---------- Selected extract

= Francis P. Robinson =

Francis Pleasant Robinson (December 21, 1906 – August 6, 1983) was an educational psychologist. As an educational psychologist, he spent his years teaching both college students and military personnel how to learn from textbooks.

== Background ==

Robinson was born in Danville, Indiana, on December 21, 1906, to Pleasant S. Robinson and Grace Z. Huron. He graduated from the University of Oregon in 1929. After graduating from college, he enrolled at State University of Iowa where he obtained his Master's of Art in 1930 and his Ph.D. in 1932. Robinson completed his Ph.D. dissertation under Carl E. Seashore. His dissertation was titled: "The role of eye movement in reading with an evaluation of techniques for their impairment". During his years in graduate school, he served as a research assistant from 1929 to 1932. He was in charge of individual counseling for how-to-study problems. He then taught education at the Stout Institute from 1933 to 1937 and served briefly as department chair. In 1937, Robinson went to Ohio State University as an assistant professor in the education psychology area to take responsibility for the How-to-Study program. Robinson remained at the Ohio State University as a professor until he retired in 1977. During his time at OSU, Robinson taught a summer semester at the University of British Columbia (1947), spring and summer semester at the American Council on Education and the Japanese Ministry in Education (1955), and a fall semester at the United Kingdom Educational Commission (1967).

--------------------
---------- Data under study

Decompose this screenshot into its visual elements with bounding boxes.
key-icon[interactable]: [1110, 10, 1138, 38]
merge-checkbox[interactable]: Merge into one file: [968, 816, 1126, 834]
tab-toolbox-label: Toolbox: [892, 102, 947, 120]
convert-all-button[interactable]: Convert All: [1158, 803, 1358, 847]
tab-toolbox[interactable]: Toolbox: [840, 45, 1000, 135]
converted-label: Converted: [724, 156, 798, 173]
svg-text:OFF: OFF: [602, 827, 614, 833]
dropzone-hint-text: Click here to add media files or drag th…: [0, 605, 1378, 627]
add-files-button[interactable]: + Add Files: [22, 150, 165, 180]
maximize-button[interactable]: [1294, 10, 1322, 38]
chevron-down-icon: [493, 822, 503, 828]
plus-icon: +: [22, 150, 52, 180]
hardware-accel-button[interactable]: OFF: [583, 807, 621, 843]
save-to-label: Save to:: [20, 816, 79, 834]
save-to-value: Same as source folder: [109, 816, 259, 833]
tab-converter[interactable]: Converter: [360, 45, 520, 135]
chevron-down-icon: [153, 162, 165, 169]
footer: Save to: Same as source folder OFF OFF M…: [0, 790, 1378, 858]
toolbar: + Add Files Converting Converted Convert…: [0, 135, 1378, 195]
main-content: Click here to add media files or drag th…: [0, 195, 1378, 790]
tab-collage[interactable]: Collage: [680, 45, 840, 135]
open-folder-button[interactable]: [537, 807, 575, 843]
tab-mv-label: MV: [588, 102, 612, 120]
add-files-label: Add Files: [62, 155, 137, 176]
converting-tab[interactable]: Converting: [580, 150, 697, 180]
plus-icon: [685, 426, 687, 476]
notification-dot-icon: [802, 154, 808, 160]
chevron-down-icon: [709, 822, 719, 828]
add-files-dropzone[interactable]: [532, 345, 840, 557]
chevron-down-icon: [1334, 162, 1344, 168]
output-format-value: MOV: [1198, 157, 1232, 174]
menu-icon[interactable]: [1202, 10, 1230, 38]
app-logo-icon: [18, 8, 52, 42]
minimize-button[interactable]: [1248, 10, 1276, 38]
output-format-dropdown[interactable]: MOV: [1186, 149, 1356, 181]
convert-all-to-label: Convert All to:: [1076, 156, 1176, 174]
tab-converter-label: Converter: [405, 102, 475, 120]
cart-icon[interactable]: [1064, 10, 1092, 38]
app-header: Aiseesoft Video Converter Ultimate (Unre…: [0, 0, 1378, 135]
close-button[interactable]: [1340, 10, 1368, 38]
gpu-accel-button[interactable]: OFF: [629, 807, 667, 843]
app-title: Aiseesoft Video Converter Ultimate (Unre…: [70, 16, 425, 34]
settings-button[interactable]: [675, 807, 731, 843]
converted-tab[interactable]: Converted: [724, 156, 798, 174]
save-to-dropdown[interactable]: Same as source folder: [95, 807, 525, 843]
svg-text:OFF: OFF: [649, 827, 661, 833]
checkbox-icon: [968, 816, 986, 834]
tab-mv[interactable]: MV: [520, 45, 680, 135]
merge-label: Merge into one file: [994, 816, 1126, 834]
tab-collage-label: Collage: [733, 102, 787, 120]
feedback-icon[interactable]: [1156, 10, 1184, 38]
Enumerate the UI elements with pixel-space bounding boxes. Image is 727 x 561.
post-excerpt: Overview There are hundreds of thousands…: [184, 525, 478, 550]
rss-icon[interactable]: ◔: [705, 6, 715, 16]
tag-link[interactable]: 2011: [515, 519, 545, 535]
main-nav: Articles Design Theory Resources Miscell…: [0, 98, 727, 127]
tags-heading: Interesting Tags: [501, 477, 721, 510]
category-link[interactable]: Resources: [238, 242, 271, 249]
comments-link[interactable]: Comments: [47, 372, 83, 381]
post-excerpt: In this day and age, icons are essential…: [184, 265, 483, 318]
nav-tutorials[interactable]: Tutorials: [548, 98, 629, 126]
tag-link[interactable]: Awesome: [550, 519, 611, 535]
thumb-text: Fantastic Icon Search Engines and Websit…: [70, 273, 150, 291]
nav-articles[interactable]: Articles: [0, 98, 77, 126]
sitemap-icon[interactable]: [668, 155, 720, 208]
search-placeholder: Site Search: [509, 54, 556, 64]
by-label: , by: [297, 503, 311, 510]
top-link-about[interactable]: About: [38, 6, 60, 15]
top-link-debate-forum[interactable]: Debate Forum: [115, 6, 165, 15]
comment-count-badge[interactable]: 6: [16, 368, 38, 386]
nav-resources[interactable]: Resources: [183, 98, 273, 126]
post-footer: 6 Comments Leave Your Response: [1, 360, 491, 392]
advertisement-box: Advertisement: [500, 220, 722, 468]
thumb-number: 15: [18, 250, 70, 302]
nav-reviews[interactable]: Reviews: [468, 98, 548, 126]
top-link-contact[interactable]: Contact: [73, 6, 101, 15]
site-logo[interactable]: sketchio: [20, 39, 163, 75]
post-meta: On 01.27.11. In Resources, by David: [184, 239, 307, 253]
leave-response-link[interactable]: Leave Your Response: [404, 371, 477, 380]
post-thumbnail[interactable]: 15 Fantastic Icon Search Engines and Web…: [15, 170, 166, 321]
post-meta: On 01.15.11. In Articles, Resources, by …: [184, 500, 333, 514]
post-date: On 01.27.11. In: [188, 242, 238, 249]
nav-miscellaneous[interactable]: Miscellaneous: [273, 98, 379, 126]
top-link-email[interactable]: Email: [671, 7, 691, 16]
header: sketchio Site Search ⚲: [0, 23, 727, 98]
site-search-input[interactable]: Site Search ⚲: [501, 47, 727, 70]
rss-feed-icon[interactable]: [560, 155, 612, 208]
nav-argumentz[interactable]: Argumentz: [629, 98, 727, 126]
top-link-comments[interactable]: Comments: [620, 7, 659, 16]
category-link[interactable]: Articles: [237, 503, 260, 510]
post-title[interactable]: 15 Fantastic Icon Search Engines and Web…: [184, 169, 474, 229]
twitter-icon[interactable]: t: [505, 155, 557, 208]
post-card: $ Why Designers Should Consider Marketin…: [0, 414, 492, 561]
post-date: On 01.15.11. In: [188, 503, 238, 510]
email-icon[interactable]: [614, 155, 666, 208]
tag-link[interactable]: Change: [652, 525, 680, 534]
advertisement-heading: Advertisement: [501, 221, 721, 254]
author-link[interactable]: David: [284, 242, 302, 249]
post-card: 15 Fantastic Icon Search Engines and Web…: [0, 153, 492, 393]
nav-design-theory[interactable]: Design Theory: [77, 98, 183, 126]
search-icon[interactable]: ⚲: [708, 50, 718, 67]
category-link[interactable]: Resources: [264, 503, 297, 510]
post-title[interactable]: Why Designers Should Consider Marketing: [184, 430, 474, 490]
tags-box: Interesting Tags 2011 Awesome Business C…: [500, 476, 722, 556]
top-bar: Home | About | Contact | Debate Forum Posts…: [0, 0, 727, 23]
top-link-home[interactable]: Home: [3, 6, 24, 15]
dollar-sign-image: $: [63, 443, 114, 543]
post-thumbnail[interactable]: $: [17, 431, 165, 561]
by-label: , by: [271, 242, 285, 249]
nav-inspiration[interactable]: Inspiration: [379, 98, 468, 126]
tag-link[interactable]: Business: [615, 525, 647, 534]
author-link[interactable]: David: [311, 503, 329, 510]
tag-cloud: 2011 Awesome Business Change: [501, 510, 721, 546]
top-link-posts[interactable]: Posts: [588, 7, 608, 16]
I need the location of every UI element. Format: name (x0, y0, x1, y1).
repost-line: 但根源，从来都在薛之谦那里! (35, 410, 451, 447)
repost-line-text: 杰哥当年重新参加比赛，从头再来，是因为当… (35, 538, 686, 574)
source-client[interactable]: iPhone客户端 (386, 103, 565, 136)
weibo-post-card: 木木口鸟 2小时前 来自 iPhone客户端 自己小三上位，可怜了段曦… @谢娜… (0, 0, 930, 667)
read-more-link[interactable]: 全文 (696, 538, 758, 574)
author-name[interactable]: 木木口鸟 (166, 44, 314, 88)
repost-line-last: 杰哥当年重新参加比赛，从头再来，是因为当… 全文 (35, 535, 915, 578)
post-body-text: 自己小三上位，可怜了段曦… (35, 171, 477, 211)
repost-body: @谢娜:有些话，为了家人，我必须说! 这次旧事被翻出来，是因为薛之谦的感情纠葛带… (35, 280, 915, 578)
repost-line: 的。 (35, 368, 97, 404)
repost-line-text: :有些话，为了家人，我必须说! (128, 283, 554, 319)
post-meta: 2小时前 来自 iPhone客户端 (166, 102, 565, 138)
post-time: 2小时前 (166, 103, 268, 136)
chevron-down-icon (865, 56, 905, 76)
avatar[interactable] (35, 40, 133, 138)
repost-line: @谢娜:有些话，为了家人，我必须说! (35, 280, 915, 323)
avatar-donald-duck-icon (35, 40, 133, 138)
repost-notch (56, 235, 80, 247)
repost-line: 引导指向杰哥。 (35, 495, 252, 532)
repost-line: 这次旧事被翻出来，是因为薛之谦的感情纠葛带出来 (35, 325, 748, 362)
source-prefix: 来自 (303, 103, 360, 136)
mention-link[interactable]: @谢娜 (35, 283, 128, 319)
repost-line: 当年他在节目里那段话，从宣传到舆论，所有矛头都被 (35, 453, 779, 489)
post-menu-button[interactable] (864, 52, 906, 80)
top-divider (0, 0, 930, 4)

--------------------

#### Requirement 1
Apart from Robinson himself, which people are named in the Robinson biography?
#### Requirement 2
Answer these questions from the Robinson biography:
(a) What did Robinson teach college students and military personnel?
(b) In what town and state was he born?
(c) In what year did he retire from Ohio State University?
The listing has no connection to the Robinson biography.

#### Exercise answer 1
Pleasant S. Robinson, Grace Z. Huron, Carl E. Seashore

#### Exercise answer 2
(a) How to learn from textbooks
(b) Danville, Indiana
(c) 1977